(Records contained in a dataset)
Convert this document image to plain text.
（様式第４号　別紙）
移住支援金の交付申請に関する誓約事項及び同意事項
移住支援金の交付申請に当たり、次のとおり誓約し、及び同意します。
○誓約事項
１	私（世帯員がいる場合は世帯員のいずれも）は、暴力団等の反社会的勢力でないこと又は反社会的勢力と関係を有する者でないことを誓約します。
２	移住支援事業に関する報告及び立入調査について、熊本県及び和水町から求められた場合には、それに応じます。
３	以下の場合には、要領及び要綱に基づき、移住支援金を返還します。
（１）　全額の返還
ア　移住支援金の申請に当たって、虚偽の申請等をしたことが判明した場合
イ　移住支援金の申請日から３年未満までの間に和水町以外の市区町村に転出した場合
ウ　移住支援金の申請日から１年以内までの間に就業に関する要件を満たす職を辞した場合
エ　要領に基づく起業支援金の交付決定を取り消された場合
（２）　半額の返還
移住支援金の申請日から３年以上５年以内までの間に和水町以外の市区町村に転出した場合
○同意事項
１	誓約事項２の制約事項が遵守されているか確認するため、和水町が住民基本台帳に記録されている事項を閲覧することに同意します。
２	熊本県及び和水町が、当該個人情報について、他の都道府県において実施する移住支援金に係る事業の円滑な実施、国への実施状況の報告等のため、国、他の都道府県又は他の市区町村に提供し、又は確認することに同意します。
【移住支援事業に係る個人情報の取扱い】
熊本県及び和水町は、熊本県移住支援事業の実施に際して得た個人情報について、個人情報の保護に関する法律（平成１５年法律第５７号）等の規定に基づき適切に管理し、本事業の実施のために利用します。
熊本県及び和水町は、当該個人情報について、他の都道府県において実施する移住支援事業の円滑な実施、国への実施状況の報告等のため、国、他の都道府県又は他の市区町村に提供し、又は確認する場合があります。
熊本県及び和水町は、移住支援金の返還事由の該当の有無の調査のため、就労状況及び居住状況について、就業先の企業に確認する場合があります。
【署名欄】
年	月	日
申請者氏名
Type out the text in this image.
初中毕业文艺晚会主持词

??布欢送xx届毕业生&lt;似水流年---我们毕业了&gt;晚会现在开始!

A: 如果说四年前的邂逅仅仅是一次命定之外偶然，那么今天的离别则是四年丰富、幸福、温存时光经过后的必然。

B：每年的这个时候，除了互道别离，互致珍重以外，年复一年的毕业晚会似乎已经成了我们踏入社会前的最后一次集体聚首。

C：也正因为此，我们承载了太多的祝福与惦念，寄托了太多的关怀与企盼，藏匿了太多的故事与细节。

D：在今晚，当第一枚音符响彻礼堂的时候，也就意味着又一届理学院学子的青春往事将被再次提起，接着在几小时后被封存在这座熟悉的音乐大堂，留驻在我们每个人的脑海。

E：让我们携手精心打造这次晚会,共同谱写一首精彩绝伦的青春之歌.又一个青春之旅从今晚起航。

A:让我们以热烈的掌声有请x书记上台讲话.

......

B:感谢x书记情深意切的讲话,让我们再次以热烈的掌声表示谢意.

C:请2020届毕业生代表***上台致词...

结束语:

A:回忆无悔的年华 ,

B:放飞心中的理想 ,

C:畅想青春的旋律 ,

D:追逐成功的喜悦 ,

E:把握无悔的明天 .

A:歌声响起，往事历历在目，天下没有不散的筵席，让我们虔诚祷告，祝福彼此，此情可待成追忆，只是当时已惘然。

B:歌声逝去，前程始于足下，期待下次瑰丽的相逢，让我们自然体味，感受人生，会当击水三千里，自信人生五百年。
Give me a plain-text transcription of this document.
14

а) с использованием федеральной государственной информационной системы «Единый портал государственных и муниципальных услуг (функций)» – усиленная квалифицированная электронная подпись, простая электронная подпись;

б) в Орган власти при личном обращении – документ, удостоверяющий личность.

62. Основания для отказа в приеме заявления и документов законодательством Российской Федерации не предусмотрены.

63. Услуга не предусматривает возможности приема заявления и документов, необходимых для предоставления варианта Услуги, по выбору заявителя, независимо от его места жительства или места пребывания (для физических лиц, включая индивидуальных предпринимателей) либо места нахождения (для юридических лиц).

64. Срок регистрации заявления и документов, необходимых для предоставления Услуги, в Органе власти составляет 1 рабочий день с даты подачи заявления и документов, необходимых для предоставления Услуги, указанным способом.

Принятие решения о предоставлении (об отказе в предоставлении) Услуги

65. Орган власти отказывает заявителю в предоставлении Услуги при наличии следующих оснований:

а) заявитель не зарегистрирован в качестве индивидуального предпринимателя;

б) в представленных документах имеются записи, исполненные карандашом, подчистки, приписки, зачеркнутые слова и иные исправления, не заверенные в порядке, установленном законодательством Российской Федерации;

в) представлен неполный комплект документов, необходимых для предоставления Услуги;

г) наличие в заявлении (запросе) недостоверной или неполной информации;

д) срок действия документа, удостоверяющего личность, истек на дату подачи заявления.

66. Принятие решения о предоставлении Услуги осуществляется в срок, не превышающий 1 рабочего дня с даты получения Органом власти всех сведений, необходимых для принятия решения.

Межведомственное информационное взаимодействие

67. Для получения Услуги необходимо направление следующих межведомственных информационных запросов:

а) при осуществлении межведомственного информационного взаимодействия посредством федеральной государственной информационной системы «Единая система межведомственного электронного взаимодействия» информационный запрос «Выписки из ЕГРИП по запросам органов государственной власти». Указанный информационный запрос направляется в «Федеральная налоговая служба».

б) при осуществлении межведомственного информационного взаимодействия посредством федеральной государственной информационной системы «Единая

## Exercise requirements
Give only the number of lines in the entries above that contain the string "plain".

## Response
2